Stated goal
Your task is to locate every line holding the string "heading" and to copy each of them.
-- Begin Data shown --
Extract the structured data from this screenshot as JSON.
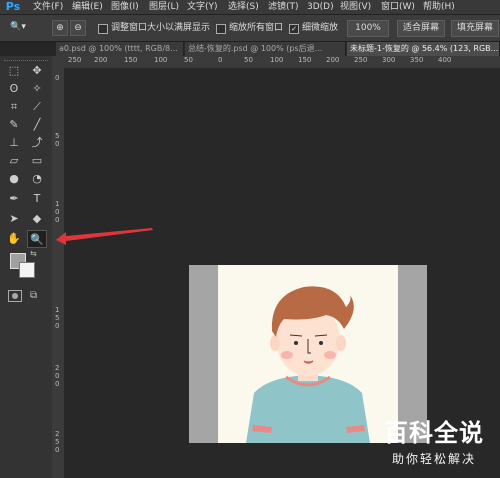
{
  "app": {
    "logo": "Ps"
  },
  "menu": [
    "文件(F)",
    "编辑(E)",
    "图像(I)",
    "图层(L)",
    "文字(Y)",
    "选择(S)",
    "滤镜(T)",
    "3D(D)",
    "视图(V)",
    "窗口(W)",
    "帮助(H)"
  ],
  "options": {
    "resize_windows_label": "调整窗口大小以满屏显示",
    "zoom_all_label": "缩放所有窗口",
    "scrubby_zoom_label": "细微缩放",
    "scrubby_zoom_checked": true,
    "zoom_100_label": "100%",
    "fit_screen_label": "适合屏幕",
    "fill_screen_label": "填充屏幕"
  },
  "tabs": [
    {
      "label": "a0.psd @ 100% (tttt, RGB/8...",
      "active": false
    },
    {
      "label": "总结-恢复的.psd @ 100% (ps后退...",
      "active": false
    },
    {
      "label": "未标题-1-恢复的 @ 56.4% (123, RGB...",
      "active": true
    }
  ],
  "ruler_top": [
    "250",
    "200",
    "150",
    "100",
    "50",
    "0",
    "50",
    "100",
    "150",
    "200",
    "250",
    "300",
    "350",
    "400"
  ],
  "ruler_left": [
    "0",
    "5",
    "0",
    "1",
    "0",
    "0",
    "1",
    "5",
    "0",
    "2",
    "0",
    "0",
    "2",
    "5",
    "0"
  ],
  "colors": {
    "accent": "#31a8ff",
    "arrow": "#e0363a",
    "hair": "#b86a44",
    "shirt": "#8fc4c8",
    "canvas_gray": "#a5a5a5"
  },
  "watermark": {
    "title": "百科全说",
    "subtitle": "助你轻松解决"
  }
}
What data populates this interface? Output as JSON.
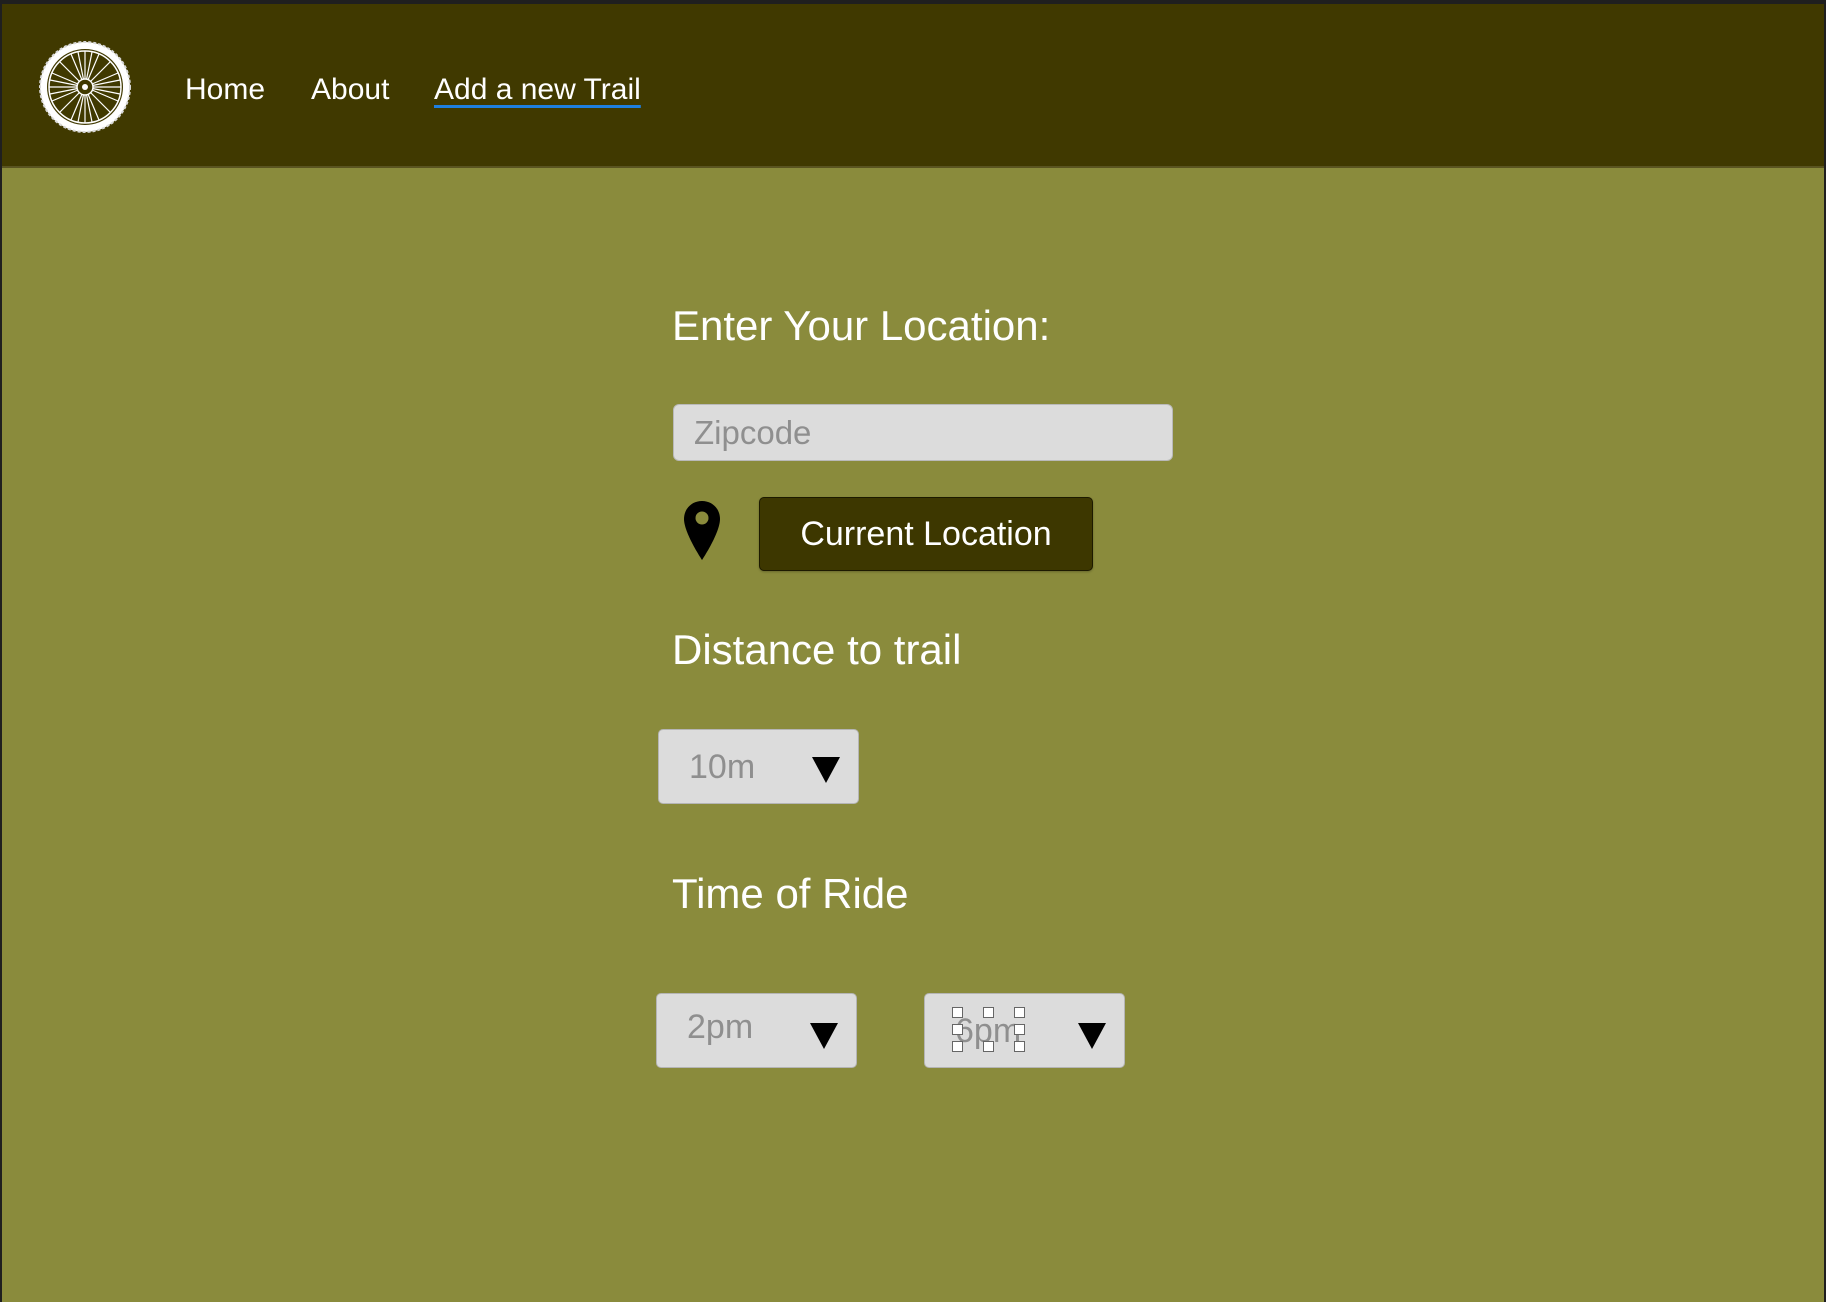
{
  "navbar": {
    "logo_icon": "bike-wheel-icon",
    "links": [
      {
        "label": "Home"
      },
      {
        "label": "About"
      },
      {
        "label": "Add a new Trail",
        "active": true
      }
    ]
  },
  "location": {
    "heading": "Enter Your Location:",
    "zip_placeholder": "Zipcode",
    "pin_icon": "map-pin-icon",
    "current_location_label": "Current Location"
  },
  "distance": {
    "heading": "Distance to trail",
    "selected": "10m"
  },
  "time": {
    "heading": "Time of Ride",
    "start_selected": "2pm",
    "end_selected": "6pm"
  },
  "colors": {
    "navbar_bg": "#403900",
    "page_bg": "#8a8b3c",
    "button_bg": "#3d3700",
    "active_underline": "#1e7fe0"
  }
}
-- End Data shown --
Solution to this exercise
    "heading": "Enter Your Location:",
    "heading": "Distance to trail",
    "heading": "Time of Ride",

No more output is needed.